*WHAT IS NEEDED*
Your copy of the material must match it exactly, except that pictures are dropped.

*ROWS*

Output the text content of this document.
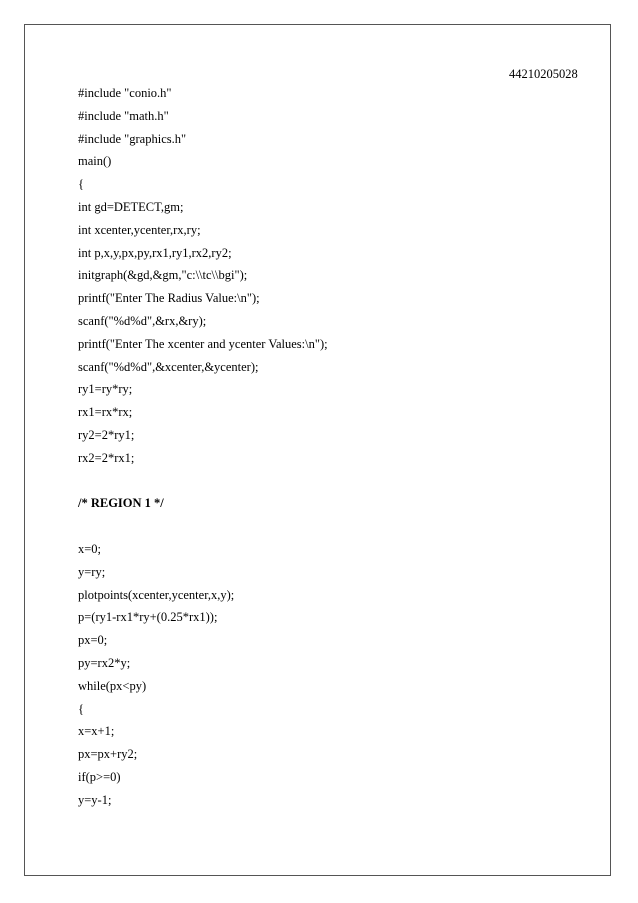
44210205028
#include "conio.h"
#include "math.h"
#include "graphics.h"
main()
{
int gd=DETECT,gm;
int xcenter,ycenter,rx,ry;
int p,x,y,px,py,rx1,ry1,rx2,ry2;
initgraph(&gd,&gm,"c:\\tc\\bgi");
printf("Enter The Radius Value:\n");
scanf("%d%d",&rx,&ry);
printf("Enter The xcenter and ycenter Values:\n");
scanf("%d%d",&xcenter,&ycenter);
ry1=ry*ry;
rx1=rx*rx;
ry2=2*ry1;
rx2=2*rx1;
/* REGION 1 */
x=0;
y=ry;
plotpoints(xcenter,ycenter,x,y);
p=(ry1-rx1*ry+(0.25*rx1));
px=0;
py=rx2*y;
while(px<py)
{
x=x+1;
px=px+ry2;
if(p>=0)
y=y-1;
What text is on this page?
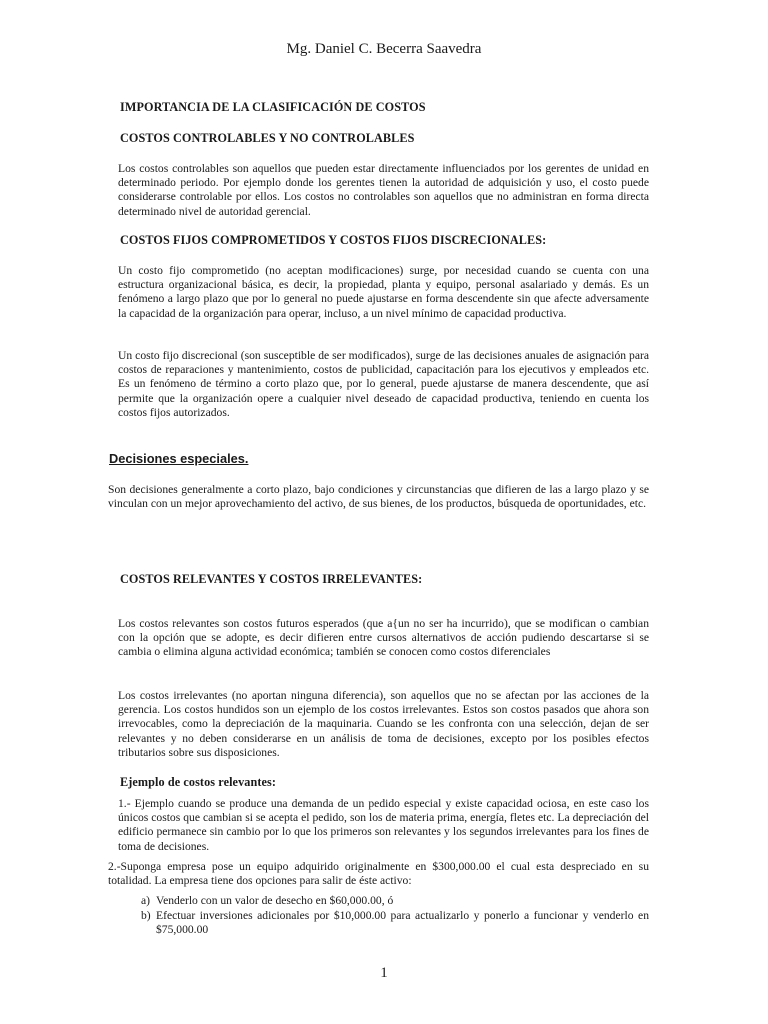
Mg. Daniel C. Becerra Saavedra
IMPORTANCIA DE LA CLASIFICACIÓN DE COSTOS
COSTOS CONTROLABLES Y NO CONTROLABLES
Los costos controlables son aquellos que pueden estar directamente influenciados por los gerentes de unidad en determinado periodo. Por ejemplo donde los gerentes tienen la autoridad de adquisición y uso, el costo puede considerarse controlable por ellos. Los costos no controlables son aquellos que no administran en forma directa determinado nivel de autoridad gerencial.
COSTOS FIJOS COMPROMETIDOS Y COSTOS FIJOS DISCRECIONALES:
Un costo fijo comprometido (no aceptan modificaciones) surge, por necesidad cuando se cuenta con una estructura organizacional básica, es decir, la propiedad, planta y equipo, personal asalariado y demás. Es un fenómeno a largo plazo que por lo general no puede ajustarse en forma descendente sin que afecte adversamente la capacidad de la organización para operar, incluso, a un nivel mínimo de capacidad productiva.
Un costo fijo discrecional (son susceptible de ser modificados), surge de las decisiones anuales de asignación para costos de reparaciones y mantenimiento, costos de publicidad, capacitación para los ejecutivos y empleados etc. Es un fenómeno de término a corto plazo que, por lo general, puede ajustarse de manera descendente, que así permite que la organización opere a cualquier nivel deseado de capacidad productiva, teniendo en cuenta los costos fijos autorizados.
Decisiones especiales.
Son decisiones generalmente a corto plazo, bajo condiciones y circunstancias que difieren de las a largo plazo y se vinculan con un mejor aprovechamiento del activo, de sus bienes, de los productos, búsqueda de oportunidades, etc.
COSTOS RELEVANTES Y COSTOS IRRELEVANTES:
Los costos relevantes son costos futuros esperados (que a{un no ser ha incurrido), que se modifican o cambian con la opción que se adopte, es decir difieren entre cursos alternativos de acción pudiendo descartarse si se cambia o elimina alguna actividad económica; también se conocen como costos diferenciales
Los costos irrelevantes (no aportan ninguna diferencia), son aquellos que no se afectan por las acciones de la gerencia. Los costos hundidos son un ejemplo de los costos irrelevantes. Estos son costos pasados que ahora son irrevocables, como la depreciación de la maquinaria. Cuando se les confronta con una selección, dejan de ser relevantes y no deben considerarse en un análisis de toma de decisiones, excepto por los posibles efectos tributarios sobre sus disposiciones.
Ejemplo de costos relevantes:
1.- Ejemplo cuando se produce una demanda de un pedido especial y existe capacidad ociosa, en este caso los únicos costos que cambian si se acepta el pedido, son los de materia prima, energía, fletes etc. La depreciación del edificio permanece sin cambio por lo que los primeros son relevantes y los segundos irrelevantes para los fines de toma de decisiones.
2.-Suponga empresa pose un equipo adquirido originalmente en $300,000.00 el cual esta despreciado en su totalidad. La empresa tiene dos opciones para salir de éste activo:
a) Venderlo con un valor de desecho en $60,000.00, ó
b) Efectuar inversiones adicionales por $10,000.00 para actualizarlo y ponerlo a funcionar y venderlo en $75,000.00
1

*FINAL RESULT*
Output the text content of this document.
44210205028
#include "conio.h"
#include "math.h"
#include "graphics.h"
main()
{
int gd=DETECT,gm;
int xcenter,ycenter,rx,ry;
int p,x,y,px,py,rx1,ry1,rx2,ry2;
initgraph(&gd,&gm,"c:\\tc\\bgi");
printf("Enter The Radius Value:\n");
scanf("%d%d",&rx,&ry);
printf("Enter The xcenter and ycenter Values:\n");
scanf("%d%d",&xcenter,&ycenter);
ry1=ry*ry;
rx1=rx*rx;
ry2=2*ry1;
rx2=2*rx1;
/* REGION 1 */
x=0;
y=ry;
plotpoints(xcenter,ycenter,x,y);
p=(ry1-rx1*ry+(0.25*rx1));
px=0;
py=rx2*y;
while(px<py)
{
x=x+1;
px=px+ry2;
if(p>=0)
y=y-1;
What text is on this page?
Mg. Daniel C. Becerra Saavedra
IMPORTANCIA DE LA CLASIFICACIÓN DE COSTOS
COSTOS CONTROLABLES Y NO CONTROLABLES
Los costos controlables son aquellos que pueden estar directamente influenciados por los gerentes de unidad en determinado periodo. Por ejemplo donde los gerentes tienen la autoridad de adquisición y uso, el costo puede considerarse controlable por ellos. Los costos no controlables son aquellos que no administran en forma directa determinado nivel de autoridad gerencial.
COSTOS FIJOS COMPROMETIDOS Y COSTOS FIJOS DISCRECIONALES:
Un costo fijo comprometido (no aceptan modificaciones) surge, por necesidad cuando se cuenta con una estructura organizacional básica, es decir, la propiedad, planta y equipo, personal asalariado y demás. Es un fenómeno a largo plazo que por lo general no puede ajustarse en forma descendente sin que afecte adversamente la capacidad de la organización para operar, incluso, a un nivel mínimo de capacidad productiva.
Un costo fijo discrecional (son susceptible de ser modificados), surge de las decisiones anuales de asignación para costos de reparaciones y mantenimiento, costos de publicidad, capacitación para los ejecutivos y empleados etc. Es un fenómeno de término a corto plazo que, por lo general, puede ajustarse de manera descendente, que así permite que la organización opere a cualquier nivel deseado de capacidad productiva, teniendo en cuenta los costos fijos autorizados.
Decisiones especiales.
Son decisiones generalmente a corto plazo, bajo condiciones y circunstancias que difieren de las a largo plazo y se vinculan con un mejor aprovechamiento del activo, de sus bienes, de los productos, búsqueda de oportunidades, etc.
COSTOS RELEVANTES Y COSTOS IRRELEVANTES:
Los costos relevantes son costos futuros esperados (que a{un no ser ha incurrido), que se modifican o cambian con la opción que se adopte, es decir difieren entre cursos alternativos de acción pudiendo descartarse si se cambia o elimina alguna actividad económica; también se conocen como costos diferenciales
Los costos irrelevantes (no aportan ninguna diferencia), son aquellos que no se afectan por las acciones de la gerencia. Los costos hundidos son un ejemplo de los costos irrelevantes. Estos son costos pasados que ahora son irrevocables, como la depreciación de la maquinaria. Cuando se les confronta con una selección, dejan de ser relevantes y no deben considerarse en un análisis de toma de decisiones, excepto por los posibles efectos tributarios sobre sus disposiciones.
Ejemplo de costos relevantes:
1.- Ejemplo cuando se produce una demanda de un pedido especial y existe capacidad ociosa, en este caso los únicos costos que cambian si se acepta el pedido, son los de materia prima, energía, fletes etc. La depreciación del edificio permanece sin cambio por lo que los primeros son relevantes y los segundos irrelevantes para los fines de toma de decisiones.
2.-Suponga empresa pose un equipo adquirido originalmente en $300,000.00 el cual esta despreciado en su totalidad. La empresa tiene dos opciones para salir de éste activo:
a) Venderlo con un valor de desecho en $60,000.00, ó
b) Efectuar inversiones adicionales por $10,000.00 para actualizarlo y ponerlo a funcionar y venderlo en $75,000.00
1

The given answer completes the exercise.